Work to be completed: Copy every line that contains the string "cars" from the entries below.

Record extracts:

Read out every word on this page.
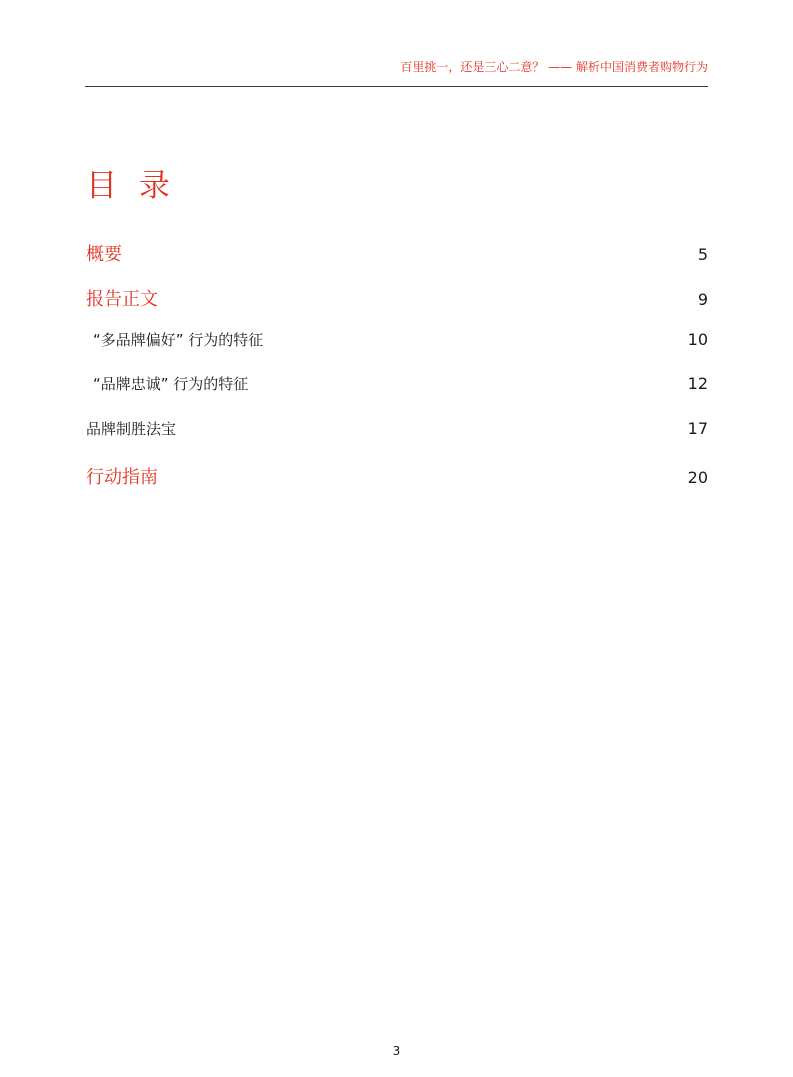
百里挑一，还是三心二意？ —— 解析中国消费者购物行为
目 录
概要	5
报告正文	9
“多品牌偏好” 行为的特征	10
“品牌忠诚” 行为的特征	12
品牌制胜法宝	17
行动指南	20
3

--

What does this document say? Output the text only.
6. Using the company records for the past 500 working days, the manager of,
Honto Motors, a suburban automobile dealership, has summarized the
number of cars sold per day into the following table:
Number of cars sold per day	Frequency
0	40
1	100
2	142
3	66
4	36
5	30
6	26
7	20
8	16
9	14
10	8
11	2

Task solution:
number of cars sold per day into the following table:
Number of cars sold per day	Frequency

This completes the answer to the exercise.